[start of TASK INPUTS]

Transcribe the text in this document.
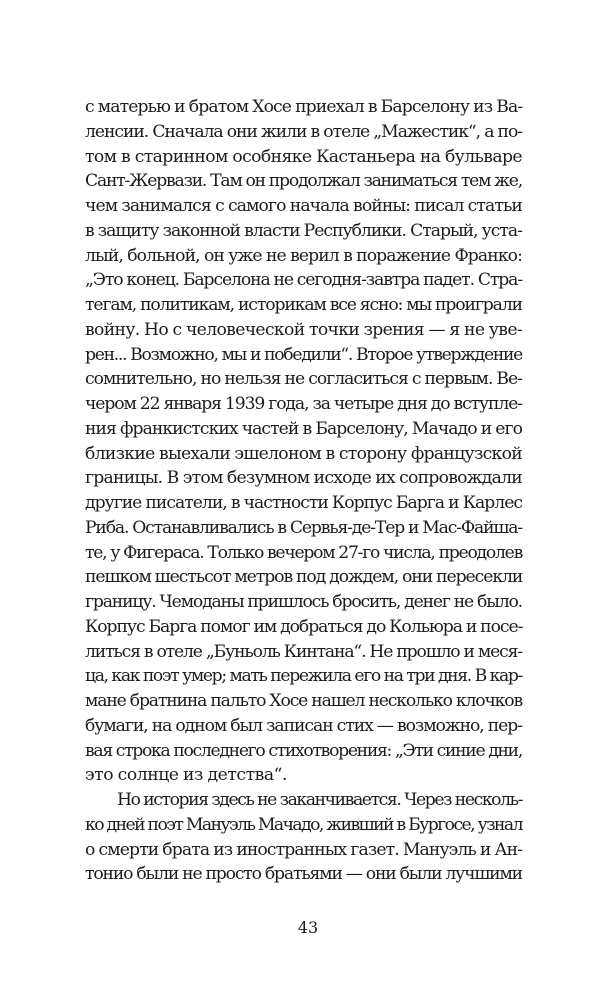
с матерью и братом Хосе приехал в Барселону из Ва-
ленсии. Сначала они жили в отеле „Мажестик“, а по-
том в старинном особняке Кастаньера на бульваре
Сант-Жервази. Там он продолжал заниматься тем же,
чем занимался с самого начала войны: писал статьи
в защиту законной власти Республики. Старый, уста-
лый, больной, он уже не верил в поражение Франко:
„Это конец. Барселона не сегодня-завтра падет. Стра-
тегам, политикам, историкам все ясно: мы проиграли
войну. Но с человеческой точки зрения — я не уве-
рен... Возможно, мы и победили“. Второе утверждение
сомнительно, но нельзя не согласиться с первым. Ве-
чером 22 января 1939 года, за четыре дня до вступле-
ния франкистских частей в Барселону, Мачадо и его
близкие выехали эшелоном в сторону французской
границы. В этом безумном исходе их сопровождали
другие писатели, в частности Корпус Барга и Карлес
Риба. Останавливались в Сервья-де-Тер и Мас-Файша-
те, у Фигераса. Только вечером 27-го числа, преодолев
пешком шестьсот метров под дождем, они пересекли
границу. Чемоданы пришлось бросить, денег не было.
Корпус Барга помог им добраться до Кольюра и посе-
литься в отеле „Буньоль Кинтана“. Не прошло и меся-
ца, как поэт умер; мать пережила его на три дня. В кар-
мане братнина пальто Хосе нашел несколько клочков
бумаги, на одном был записан стих — возможно, пер-
вая строка последнего стихотворения: „Эти синие дни,
это солнце из детства“.
Но история здесь не заканчивается. Через несколь-
ко дней поэт Мануэль Мачадо, живший в Бургосе, узнал
о смерти брата из иностранных газет. Мануэль и Ан-
тонио были не просто братьями — они были лучшими
43
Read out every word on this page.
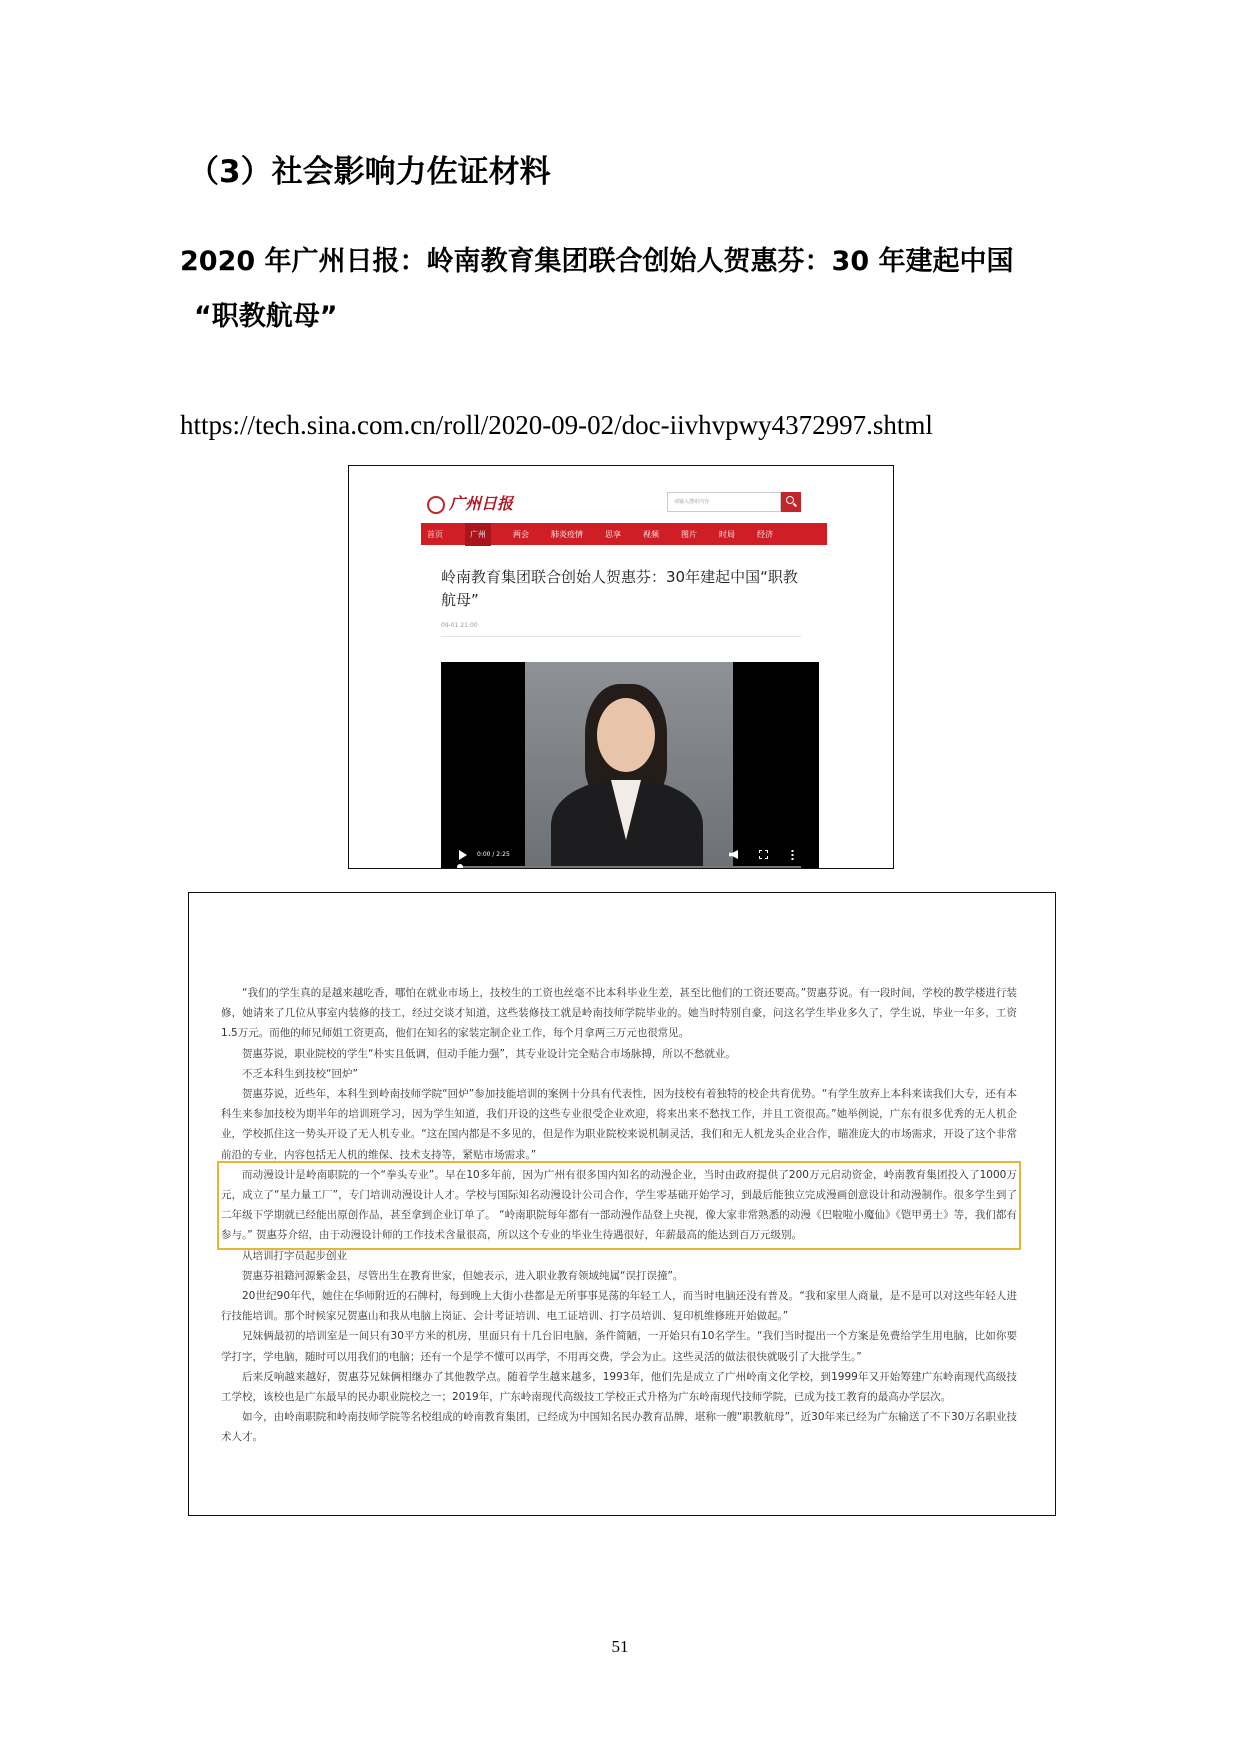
（3）社会影响力佐证材料
2020 年广州日报：岭南教育集团联合创始人贺惠芬：30 年建起中国
“职教航母”
https://tech.sina.com.cn/roll/2020-09-02/doc-iivhvpwy4372997.shtml
广州日报	请输入搜索内容
首页	广州	两会	肺炎疫情	思享	视频	图片	时局	经济
岭南教育集团联合创始人贺惠芬：30年建起中国“职教航母”
09-01 21:00
0:00 / 2:25

“我们的学生真的是越来越吃香，哪怕在就业市场上，技校生的工资也丝毫不比本科毕业生差，甚至比他们的工资还要高。”贺惠芬说。有一段时间，学校的教学楼进行装修，她请来了几位从事室内装修的技工，经过交谈才知道，这些装修技工就是岭南技师学院毕业的。她当时特别自豪，问这名学生毕业多久了，学生说，毕业一年多，工资1.5万元。而他的师兄师姐工资更高，他们在知名的家装定制企业工作，每个月拿两三万元也很常见。

贺惠芬说，职业院校的学生“朴实且低调，但动手能力强”，其专业设计完全贴合市场脉搏，所以不愁就业。

不乏本科生到技校“回炉”

贺惠芬说，近些年，本科生到岭南技师学院“回炉”参加技能培训的案例十分具有代表性，因为技校有着独特的校企共育优势。“有学生放弃上本科来读我们大专，还有本科生来参加技校为期半年的培训班学习，因为学生知道，我们开设的这些专业很受企业欢迎，将来出来不愁找工作，并且工资很高。”她举例说，广东有很多优秀的无人机企业，学校抓住这一势头开设了无人机专业。“这在国内都是不多见的，但是作为职业院校来说机制灵活，我们和无人机龙头企业合作，瞄准庞大的市场需求，开设了这个非常前沿的专业，内容包括无人机的维保、技术支持等，紧贴市场需求。”

而动漫设计是岭南职院的一个“拳头专业”。早在10多年前，因为广州有很多国内知名的动漫企业，当时由政府提供了200万元启动资金，岭南教育集团投入了1000万元，成立了“星力量工厂”，专门培训动漫设计人才。学校与国际知名动漫设计公司合作，学生零基础开始学习，到最后能独立完成漫画创意设计和动漫制作。很多学生到了二年级下学期就已经能出原创作品，甚至拿到企业订单了。 “岭南职院每年都有一部动漫作品登上央视，像大家非常熟悉的动漫《巴啦啦小魔仙》《铠甲勇士》等，我们都有参与。” 贺惠芬介绍，由于动漫设计师的工作技术含量很高，所以这个专业的毕业生待遇很好，年薪最高的能达到百万元级别。

从培训打字员起步创业

贺惠芬祖籍河源紫金县，尽管出生在教育世家，但她表示，进入职业教育领域纯属“误打误撞”。

20世纪90年代，她住在华师附近的石牌村，每到晚上大街小巷都是无所事事晃荡的年轻工人，而当时电脑还没有普及。“我和家里人商量，是不是可以对这些年轻人进行技能培训。那个时候家兄贺惠山和我从电脑上岗证、会计考证培训、电工证培训、打字员培训、复印机维修班开始做起。”

兄妹俩最初的培训室是一间只有30平方米的机房，里面只有十几台旧电脑，条件简陋，一开始只有10名学生。“我们当时提出一个方案是免费给学生用电脑，比如你要学打字，学电脑，随时可以用我们的电脑；还有一个是学不懂可以再学，不用再交费，学会为止。这些灵活的做法很快就吸引了大批学生。”

后来反响越来越好，贺惠芬兄妹俩相继办了其他教学点。随着学生越来越多，1993年，他们先是成立了广州岭南文化学校，到1999年又开始筹建广东岭南现代高级技工学校，该校也是广东最早的民办职业院校之一；2019年，广东岭南现代高级技工学校正式升格为广东岭南现代技师学院，已成为技工教育的最高办学层次。

如今，由岭南职院和岭南技师学院等名校组成的岭南教育集团，已经成为中国知名民办教育品牌，堪称一艘“职教航母”，近30年来已经为广东输送了不下30万名职业技术人才。

51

[end of TASK INPUTS]

WRITTEN TASK — Output precisely the lines in the material above from the line containing "Read out every word on this page." through its last line, and omit pictures.

EXPECTED ANSWER —
Read out every word on this page.
（3）社会影响力佐证材料
2020 年广州日报：岭南教育集团联合创始人贺惠芬：30 年建起中国
“职教航母”
https://tech.sina.com.cn/roll/2020-09-02/doc-iivhvpwy4372997.shtml
广州日报	请输入搜索内容
首页	广州	两会	肺炎疫情	思享	视频	图片	时局	经济
岭南教育集团联合创始人贺惠芬：30年建起中国“职教航母”
09-01 21:00
0:00 / 2:25

“我们的学生真的是越来越吃香，哪怕在就业市场上，技校生的工资也丝毫不比本科毕业生差，甚至比他们的工资还要高。”贺惠芬说。有一段时间，学校的教学楼进行装修，她请来了几位从事室内装修的技工，经过交谈才知道，这些装修技工就是岭南技师学院毕业的。她当时特别自豪，问这名学生毕业多久了，学生说，毕业一年多，工资1.5万元。而他的师兄师姐工资更高，他们在知名的家装定制企业工作，每个月拿两三万元也很常见。

贺惠芬说，职业院校的学生“朴实且低调，但动手能力强”，其专业设计完全贴合市场脉搏，所以不愁就业。

不乏本科生到技校“回炉”

贺惠芬说，近些年，本科生到岭南技师学院“回炉”参加技能培训的案例十分具有代表性，因为技校有着独特的校企共育优势。“有学生放弃上本科来读我们大专，还有本科生来参加技校为期半年的培训班学习，因为学生知道，我们开设的这些专业很受企业欢迎，将来出来不愁找工作，并且工资很高。”她举例说，广东有很多优秀的无人机企业，学校抓住这一势头开设了无人机专业。“这在国内都是不多见的，但是作为职业院校来说机制灵活，我们和无人机龙头企业合作，瞄准庞大的市场需求，开设了这个非常前沿的专业，内容包括无人机的维保、技术支持等，紧贴市场需求。”

而动漫设计是岭南职院的一个“拳头专业”。早在10多年前，因为广州有很多国内知名的动漫企业，当时由政府提供了200万元启动资金，岭南教育集团投入了1000万元，成立了“星力量工厂”，专门培训动漫设计人才。学校与国际知名动漫设计公司合作，学生零基础开始学习，到最后能独立完成漫画创意设计和动漫制作。很多学生到了二年级下学期就已经能出原创作品，甚至拿到企业订单了。 “岭南职院每年都有一部动漫作品登上央视，像大家非常熟悉的动漫《巴啦啦小魔仙》《铠甲勇士》等，我们都有参与。” 贺惠芬介绍，由于动漫设计师的工作技术含量很高，所以这个专业的毕业生待遇很好，年薪最高的能达到百万元级别。

从培训打字员起步创业

贺惠芬祖籍河源紫金县，尽管出生在教育世家，但她表示，进入职业教育领域纯属“误打误撞”。

20世纪90年代，她住在华师附近的石牌村，每到晚上大街小巷都是无所事事晃荡的年轻工人，而当时电脑还没有普及。“我和家里人商量，是不是可以对这些年轻人进行技能培训。那个时候家兄贺惠山和我从电脑上岗证、会计考证培训、电工证培训、打字员培训、复印机维修班开始做起。”

兄妹俩最初的培训室是一间只有30平方米的机房，里面只有十几台旧电脑，条件简陋，一开始只有10名学生。“我们当时提出一个方案是免费给学生用电脑，比如你要学打字，学电脑，随时可以用我们的电脑；还有一个是学不懂可以再学，不用再交费，学会为止。这些灵活的做法很快就吸引了大批学生。”

后来反响越来越好，贺惠芬兄妹俩相继办了其他教学点。随着学生越来越多，1993年，他们先是成立了广州岭南文化学校，到1999年又开始筹建广东岭南现代高级技工学校，该校也是广东最早的民办职业院校之一；2019年，广东岭南现代高级技工学校正式升格为广东岭南现代技师学院，已成为技工教育的最高办学层次。

如今，由岭南职院和岭南技师学院等名校组成的岭南教育集团，已经成为中国知名民办教育品牌，堪称一艘“职教航母”，近30年来已经为广东输送了不下30万名职业技术人才。

51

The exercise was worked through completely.